begin TASK MATERIAL

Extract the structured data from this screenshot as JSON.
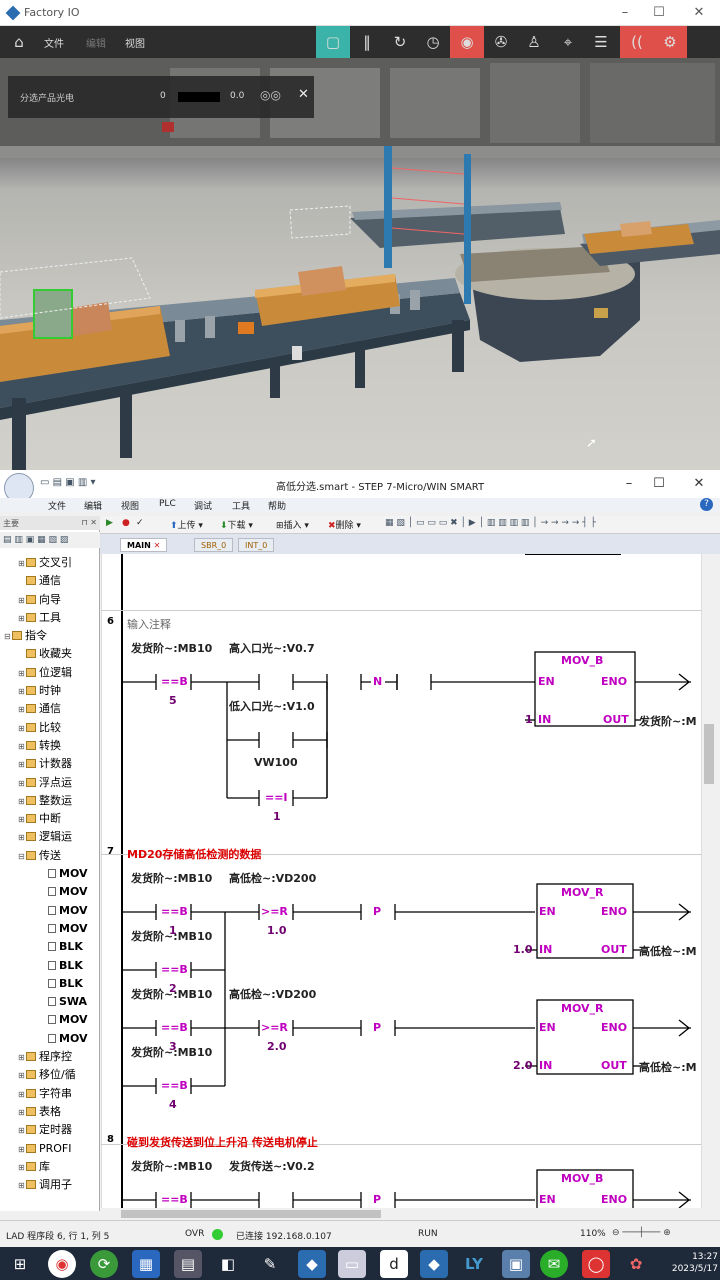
{
  "factoryio": {
    "title": "Factory IO",
    "menu": [
      "文件",
      "编辑",
      "视图"
    ],
    "sensor_panel": {
      "label": "分选产品光电",
      "value_left": "0",
      "value_right": "0.0"
    }
  },
  "step7": {
    "title": "高低分选.smart - STEP 7-Micro/WIN SMART",
    "menu": [
      "文件",
      "编辑",
      "视图",
      "PLC",
      "调试",
      "工具",
      "帮助"
    ],
    "toolbar": {
      "upload": "上传",
      "download": "下载",
      "insert": "插入",
      "delete": "删除"
    },
    "tabs": [
      "MAIN",
      "SBR_0",
      "INT_0"
    ],
    "side_header": "主要",
    "tree": [
      {
        "label": "交叉引",
        "expand": "⊞"
      },
      {
        "label": "通信",
        "expand": ""
      },
      {
        "label": "向导",
        "expand": "⊞"
      },
      {
        "label": "工具",
        "expand": "⊞"
      },
      {
        "label": "指令",
        "expand": "⊟"
      },
      {
        "label": "收藏夹",
        "expand": ""
      },
      {
        "label": "位逻辑",
        "expand": "⊞"
      },
      {
        "label": "时钟",
        "expand": "⊞"
      },
      {
        "label": "通信",
        "expand": "⊞"
      },
      {
        "label": "比较",
        "expand": "⊞"
      },
      {
        "label": "转换",
        "expand": "⊞"
      },
      {
        "label": "计数器",
        "expand": "⊞"
      },
      {
        "label": "浮点运",
        "expand": "⊞"
      },
      {
        "label": "整数运",
        "expand": "⊞"
      },
      {
        "label": "中断",
        "expand": "⊞"
      },
      {
        "label": "逻辑运",
        "expand": "⊞"
      },
      {
        "label": "传送",
        "expand": "⊟"
      },
      {
        "label": "MOV",
        "expand": "leaf"
      },
      {
        "label": "MOV",
        "expand": "leaf"
      },
      {
        "label": "MOV",
        "expand": "leaf"
      },
      {
        "label": "MOV",
        "expand": "leaf"
      },
      {
        "label": "BLK",
        "expand": "leaf"
      },
      {
        "label": "BLK",
        "expand": "leaf"
      },
      {
        "label": "BLK",
        "expand": "leaf"
      },
      {
        "label": "SWA",
        "expand": "leaf"
      },
      {
        "label": "MOV",
        "expand": "leaf"
      },
      {
        "label": "MOV",
        "expand": "leaf"
      },
      {
        "label": "程序控",
        "expand": "⊞"
      },
      {
        "label": "移位/循",
        "expand": "⊞"
      },
      {
        "label": "字符串",
        "expand": "⊞"
      },
      {
        "label": "表格",
        "expand": "⊞"
      },
      {
        "label": "定时器",
        "expand": "⊞"
      },
      {
        "label": "PROFI",
        "expand": "⊞"
      },
      {
        "label": "库",
        "expand": "⊞"
      },
      {
        "label": "调用子",
        "expand": "⊞"
      }
    ],
    "networks": {
      "n6": {
        "no": "6",
        "comment": "输入注释",
        "c1": "发货阶~:MB10",
        "c1_op": "==B",
        "c1_val": "5",
        "c2": "高入口光~:V0.7",
        "c3": "低入口光~:V1.0",
        "c4": "VW100",
        "c4_op": "==I",
        "c4_val": "1",
        "edge": "N",
        "box": "MOV_B",
        "in_val": "1",
        "out": "发货阶~:M"
      },
      "n7": {
        "no": "7",
        "comment": "MD20存储高低检测的数据",
        "r1a": "发货阶~:MB10",
        "r1a_op": "==B",
        "r1a_val": "1",
        "r1b": "高低检~:VD200",
        "r1b_op": ">=R",
        "r1b_val": "1.0",
        "r2a": "发货阶~:MB10",
        "r2a_op": "==B",
        "r2a_val": "2",
        "r3a": "发货阶~:MB10",
        "r3a_op": "==B",
        "r3a_val": "3",
        "r3b": "高低检~:VD200",
        "r3b_op": ">=R",
        "r3b_val": "2.0",
        "r4a": "发货阶~:MB10",
        "r4a_op": "==B",
        "r4a_val": "4",
        "edge": "P",
        "box1": "MOV_R",
        "box1_in": "1.0",
        "box1_out": "高低检~:M",
        "box2": "MOV_R",
        "box2_in": "2.0",
        "box2_out": "高低检~:M"
      },
      "n8": {
        "no": "8",
        "comment": "碰到发货传送到位上升沿    传送电机停止",
        "c1": "发货阶~:MB10",
        "c1_op": "==B",
        "c2": "发货传送~:V0.2",
        "edge": "P",
        "box": "MOV_B"
      }
    },
    "pins": {
      "en": "EN",
      "eno": "ENO",
      "in": "IN",
      "out": "OUT"
    },
    "status": {
      "pos": "LAD 程序段 6, 行 1, 列 5",
      "mode": "OVR",
      "conn": "已连接 192.168.0.107",
      "run": "RUN",
      "zoom": "110%"
    }
  },
  "taskbar": {
    "time": "13:27",
    "date": "2023/5/17"
  }
}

end TASK MATERIAL

» **SET TASK**
Your task is to pick out every line with the string "title" and copy it.

» **THE RESULT**
    "title": "Factory IO",
    "title": "高低分选.smart - STEP 7-Micro/WIN SMART",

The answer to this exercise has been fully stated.